Copy every line of the records below that holds the word "clouds".

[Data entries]

#####

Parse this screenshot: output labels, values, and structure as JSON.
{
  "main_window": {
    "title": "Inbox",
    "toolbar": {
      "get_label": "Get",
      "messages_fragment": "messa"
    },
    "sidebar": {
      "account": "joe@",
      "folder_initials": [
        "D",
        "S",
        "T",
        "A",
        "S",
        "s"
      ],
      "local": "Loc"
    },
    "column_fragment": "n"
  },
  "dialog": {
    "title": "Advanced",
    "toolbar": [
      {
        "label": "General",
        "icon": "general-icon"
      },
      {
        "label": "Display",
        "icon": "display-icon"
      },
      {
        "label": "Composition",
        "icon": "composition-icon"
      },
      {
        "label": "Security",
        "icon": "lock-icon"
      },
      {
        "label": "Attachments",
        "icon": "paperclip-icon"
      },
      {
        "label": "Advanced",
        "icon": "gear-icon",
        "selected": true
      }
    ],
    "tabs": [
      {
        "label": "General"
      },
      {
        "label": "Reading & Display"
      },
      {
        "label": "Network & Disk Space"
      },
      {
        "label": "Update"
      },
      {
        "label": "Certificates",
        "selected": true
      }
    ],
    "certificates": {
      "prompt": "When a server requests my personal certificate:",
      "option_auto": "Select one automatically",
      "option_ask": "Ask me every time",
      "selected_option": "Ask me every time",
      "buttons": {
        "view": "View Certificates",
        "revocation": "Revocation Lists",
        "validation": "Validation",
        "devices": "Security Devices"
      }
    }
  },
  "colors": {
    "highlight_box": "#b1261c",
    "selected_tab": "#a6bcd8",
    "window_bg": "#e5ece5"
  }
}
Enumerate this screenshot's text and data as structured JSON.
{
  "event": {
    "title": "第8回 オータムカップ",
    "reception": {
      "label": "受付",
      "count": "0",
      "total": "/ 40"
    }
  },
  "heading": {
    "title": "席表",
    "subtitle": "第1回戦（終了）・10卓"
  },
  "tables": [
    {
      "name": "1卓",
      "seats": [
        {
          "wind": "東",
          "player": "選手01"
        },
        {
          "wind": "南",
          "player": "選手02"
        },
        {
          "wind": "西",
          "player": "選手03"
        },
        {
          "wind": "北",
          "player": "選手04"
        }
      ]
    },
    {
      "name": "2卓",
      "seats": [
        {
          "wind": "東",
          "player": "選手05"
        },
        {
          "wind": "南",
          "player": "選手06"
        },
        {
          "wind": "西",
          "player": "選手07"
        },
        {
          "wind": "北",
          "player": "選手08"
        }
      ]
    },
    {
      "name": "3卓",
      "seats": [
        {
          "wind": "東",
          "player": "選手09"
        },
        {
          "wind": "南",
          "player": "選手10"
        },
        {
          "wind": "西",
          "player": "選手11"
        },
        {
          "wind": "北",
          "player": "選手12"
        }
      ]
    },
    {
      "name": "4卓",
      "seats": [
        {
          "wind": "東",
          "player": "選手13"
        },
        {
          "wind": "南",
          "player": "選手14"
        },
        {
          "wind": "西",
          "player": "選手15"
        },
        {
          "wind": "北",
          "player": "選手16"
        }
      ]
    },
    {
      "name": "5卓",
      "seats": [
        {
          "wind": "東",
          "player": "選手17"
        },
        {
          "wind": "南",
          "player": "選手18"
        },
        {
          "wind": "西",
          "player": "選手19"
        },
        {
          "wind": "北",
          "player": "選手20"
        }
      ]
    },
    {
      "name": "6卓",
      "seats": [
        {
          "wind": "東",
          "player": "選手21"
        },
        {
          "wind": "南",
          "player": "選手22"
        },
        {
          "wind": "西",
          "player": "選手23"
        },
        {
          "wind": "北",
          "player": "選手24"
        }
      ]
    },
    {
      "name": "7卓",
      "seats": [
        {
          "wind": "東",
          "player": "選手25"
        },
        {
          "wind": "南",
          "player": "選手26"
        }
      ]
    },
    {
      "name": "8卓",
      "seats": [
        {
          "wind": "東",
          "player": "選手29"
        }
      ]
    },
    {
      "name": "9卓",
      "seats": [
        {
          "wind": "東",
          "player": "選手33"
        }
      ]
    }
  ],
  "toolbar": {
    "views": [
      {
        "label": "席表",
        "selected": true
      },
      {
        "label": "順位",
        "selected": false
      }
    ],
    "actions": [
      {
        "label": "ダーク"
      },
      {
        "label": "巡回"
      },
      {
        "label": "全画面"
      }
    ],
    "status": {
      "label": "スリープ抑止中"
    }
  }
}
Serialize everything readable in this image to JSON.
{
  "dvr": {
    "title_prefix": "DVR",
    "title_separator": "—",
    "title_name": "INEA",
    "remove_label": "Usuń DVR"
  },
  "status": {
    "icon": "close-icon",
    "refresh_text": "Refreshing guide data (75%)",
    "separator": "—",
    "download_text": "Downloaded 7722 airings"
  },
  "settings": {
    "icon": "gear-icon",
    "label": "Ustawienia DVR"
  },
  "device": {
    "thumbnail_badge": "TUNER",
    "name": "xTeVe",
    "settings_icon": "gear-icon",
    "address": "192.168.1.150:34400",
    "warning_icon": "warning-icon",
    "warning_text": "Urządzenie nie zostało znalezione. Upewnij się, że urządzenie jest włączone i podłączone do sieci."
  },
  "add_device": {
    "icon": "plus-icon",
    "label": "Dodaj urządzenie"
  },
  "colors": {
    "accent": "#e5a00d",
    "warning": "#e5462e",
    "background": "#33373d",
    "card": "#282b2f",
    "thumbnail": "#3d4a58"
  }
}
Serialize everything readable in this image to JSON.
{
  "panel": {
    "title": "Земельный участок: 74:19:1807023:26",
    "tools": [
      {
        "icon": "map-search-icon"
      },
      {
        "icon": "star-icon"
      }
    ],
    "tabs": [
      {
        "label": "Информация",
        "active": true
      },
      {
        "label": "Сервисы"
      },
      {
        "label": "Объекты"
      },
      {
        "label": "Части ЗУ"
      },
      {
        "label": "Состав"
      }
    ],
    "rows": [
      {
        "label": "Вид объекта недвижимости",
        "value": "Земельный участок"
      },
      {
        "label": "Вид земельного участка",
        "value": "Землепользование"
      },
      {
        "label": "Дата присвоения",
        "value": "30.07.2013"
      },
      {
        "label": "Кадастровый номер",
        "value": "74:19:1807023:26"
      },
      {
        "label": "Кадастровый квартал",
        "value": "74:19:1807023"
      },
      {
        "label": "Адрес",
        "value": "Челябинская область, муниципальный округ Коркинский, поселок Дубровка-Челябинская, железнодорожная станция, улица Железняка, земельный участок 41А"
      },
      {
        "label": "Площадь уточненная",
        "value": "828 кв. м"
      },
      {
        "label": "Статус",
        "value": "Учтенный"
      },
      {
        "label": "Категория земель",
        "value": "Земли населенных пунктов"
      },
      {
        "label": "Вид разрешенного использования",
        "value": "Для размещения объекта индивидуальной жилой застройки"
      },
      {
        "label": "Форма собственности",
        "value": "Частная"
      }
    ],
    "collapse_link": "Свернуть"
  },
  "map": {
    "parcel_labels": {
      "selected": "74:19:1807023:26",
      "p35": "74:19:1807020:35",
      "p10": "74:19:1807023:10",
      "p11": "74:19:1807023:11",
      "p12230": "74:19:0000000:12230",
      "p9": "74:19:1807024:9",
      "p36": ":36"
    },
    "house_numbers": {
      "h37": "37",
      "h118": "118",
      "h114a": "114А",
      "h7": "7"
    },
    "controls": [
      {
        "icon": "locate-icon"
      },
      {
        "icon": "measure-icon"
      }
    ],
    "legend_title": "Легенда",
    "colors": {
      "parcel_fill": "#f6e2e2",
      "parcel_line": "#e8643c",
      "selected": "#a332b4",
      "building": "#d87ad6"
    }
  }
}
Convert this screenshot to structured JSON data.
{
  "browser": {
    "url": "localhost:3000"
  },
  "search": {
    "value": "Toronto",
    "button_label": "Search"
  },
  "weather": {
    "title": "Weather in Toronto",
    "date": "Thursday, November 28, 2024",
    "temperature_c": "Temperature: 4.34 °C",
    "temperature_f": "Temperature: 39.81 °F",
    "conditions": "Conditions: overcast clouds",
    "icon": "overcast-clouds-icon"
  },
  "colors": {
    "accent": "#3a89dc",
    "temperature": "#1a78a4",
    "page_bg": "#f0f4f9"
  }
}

#####

▶ [Correct answer]
    "conditions": "Conditions: overcast clouds",
    "icon": "overcast-clouds-icon"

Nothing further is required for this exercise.